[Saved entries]

[Begin]

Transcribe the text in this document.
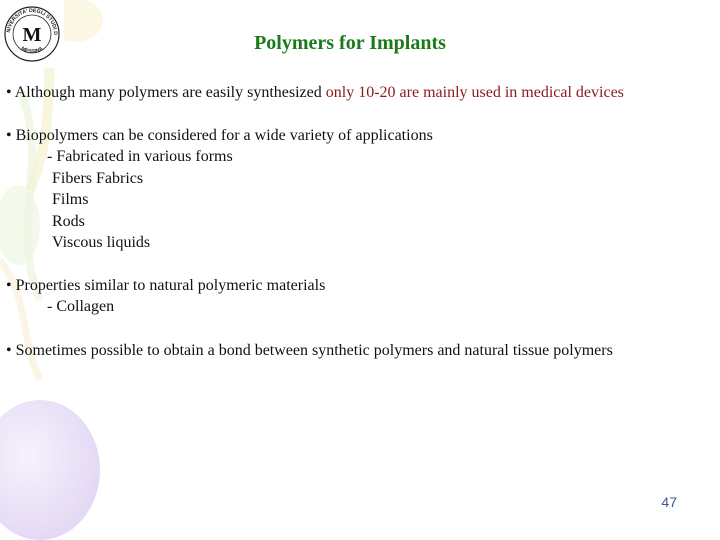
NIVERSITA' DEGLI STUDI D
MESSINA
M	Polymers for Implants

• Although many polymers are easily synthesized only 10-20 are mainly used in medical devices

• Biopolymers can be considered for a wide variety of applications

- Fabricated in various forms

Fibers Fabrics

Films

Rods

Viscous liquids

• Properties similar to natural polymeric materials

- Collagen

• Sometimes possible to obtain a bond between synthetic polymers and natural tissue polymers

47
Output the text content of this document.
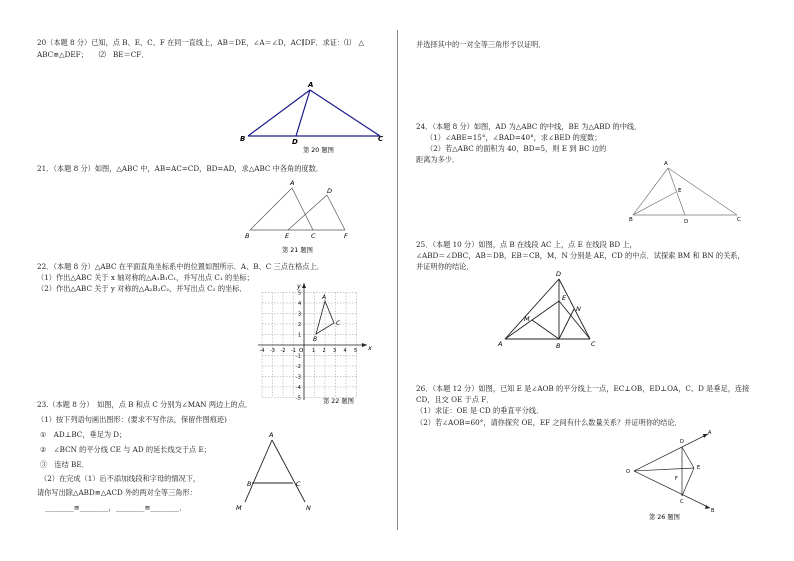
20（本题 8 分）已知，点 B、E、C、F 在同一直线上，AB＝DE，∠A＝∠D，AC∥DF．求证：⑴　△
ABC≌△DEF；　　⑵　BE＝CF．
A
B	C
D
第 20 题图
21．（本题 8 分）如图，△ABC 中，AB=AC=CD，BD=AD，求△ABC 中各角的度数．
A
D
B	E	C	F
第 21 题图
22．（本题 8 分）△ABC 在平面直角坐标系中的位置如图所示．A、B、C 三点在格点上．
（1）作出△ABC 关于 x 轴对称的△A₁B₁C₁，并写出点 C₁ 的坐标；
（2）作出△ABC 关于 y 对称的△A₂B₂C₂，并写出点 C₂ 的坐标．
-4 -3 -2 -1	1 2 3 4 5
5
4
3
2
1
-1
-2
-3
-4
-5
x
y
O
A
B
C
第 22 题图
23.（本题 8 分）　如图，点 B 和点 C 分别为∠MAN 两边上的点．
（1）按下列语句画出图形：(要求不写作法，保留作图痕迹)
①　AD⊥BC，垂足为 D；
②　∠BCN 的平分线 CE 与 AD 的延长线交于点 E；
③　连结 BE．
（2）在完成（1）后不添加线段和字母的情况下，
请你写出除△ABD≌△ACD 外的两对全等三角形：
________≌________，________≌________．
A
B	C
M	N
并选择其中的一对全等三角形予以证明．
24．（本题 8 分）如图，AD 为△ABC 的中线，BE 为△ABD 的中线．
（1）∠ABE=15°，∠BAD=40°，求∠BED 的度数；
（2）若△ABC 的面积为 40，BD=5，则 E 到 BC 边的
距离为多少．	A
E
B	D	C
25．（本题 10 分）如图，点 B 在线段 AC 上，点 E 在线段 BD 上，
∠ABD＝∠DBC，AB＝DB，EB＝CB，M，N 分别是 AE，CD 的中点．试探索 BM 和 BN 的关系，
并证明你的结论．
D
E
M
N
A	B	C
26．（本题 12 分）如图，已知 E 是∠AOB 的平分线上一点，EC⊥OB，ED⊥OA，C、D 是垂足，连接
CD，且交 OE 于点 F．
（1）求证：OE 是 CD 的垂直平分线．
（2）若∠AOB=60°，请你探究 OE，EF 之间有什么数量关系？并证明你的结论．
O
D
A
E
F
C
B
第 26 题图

[End]

* Given problem
Count every line above that holds the word "document", and state the number and nothing more.

* The response
2